[Chart and figure data]
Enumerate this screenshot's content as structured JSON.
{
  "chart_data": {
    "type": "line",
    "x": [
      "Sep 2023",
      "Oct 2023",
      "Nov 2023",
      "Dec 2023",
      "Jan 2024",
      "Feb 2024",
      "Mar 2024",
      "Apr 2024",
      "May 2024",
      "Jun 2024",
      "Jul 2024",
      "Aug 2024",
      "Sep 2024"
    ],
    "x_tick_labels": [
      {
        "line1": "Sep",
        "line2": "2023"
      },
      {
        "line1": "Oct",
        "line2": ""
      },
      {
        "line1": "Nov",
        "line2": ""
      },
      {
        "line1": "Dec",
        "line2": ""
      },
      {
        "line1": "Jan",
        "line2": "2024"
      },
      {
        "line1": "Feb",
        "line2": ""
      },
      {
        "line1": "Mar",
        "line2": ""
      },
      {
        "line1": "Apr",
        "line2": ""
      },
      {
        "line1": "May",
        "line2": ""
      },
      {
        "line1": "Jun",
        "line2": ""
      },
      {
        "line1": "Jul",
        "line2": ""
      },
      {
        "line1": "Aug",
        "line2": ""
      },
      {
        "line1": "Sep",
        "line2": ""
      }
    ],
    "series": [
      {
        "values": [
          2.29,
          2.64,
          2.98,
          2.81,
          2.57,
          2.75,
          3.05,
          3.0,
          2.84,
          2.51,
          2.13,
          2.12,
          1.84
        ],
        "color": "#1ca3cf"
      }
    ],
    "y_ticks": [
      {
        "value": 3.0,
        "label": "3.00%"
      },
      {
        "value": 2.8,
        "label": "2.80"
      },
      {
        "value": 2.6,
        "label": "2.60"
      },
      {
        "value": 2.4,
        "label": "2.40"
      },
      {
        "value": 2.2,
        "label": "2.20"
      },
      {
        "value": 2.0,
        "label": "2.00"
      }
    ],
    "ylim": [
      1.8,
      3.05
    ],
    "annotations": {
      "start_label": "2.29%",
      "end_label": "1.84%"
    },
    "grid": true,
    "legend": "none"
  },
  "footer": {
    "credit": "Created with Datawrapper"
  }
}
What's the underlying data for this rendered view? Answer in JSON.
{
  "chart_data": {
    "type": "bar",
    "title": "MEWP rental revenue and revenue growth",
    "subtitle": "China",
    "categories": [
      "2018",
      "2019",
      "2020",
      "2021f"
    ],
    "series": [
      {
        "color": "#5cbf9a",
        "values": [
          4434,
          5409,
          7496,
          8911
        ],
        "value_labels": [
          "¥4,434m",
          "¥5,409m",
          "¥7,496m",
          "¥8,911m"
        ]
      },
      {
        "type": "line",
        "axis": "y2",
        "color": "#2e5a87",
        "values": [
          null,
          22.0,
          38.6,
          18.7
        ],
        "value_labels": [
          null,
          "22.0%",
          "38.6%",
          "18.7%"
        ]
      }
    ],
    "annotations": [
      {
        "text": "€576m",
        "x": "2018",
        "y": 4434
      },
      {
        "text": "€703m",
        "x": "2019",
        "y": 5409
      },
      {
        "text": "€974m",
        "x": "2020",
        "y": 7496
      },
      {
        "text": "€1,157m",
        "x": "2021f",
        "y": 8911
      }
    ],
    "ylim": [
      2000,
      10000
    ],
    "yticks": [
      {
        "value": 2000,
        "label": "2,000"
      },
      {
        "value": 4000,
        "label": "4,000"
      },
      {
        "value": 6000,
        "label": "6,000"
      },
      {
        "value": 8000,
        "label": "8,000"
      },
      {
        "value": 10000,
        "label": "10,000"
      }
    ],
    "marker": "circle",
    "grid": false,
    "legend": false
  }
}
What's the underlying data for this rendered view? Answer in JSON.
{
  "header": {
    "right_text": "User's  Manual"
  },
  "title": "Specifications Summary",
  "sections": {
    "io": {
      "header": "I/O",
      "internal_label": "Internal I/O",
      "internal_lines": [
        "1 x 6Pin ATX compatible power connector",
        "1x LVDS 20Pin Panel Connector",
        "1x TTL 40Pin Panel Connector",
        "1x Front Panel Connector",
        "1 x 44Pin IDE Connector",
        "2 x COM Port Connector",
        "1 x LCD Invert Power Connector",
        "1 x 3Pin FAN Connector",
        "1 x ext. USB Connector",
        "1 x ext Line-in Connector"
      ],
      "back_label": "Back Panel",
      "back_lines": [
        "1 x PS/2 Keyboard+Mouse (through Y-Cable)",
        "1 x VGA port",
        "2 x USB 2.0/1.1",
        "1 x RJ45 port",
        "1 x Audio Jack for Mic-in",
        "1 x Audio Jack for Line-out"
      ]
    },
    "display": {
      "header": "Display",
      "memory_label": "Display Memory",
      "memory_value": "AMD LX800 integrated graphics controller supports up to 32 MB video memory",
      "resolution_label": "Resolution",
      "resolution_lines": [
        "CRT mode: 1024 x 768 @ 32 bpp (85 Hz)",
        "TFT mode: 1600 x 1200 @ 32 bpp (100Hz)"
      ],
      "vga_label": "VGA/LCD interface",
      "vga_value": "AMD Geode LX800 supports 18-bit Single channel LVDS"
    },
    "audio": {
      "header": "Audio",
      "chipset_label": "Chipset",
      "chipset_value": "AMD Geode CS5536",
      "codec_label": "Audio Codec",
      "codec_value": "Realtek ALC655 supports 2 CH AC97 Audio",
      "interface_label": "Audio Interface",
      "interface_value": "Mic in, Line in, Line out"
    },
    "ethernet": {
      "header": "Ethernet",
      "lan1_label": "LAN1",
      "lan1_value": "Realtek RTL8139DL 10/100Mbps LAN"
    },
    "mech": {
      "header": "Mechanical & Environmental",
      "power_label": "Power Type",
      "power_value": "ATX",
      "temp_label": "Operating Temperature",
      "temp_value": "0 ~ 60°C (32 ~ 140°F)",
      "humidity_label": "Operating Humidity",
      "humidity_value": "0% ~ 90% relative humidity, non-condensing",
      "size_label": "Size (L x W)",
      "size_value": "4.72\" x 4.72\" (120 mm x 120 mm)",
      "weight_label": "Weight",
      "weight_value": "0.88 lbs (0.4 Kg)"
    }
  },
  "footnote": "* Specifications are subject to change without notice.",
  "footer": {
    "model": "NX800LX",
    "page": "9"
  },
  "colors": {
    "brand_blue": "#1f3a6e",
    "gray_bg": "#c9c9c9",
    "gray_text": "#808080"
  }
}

What is required: Copy whichever lines in the listing above contain the word "Specifications".

Full solution:
  "title": "Specifications Summary",
  "footnote": "* Specifications are subject to change without notice.",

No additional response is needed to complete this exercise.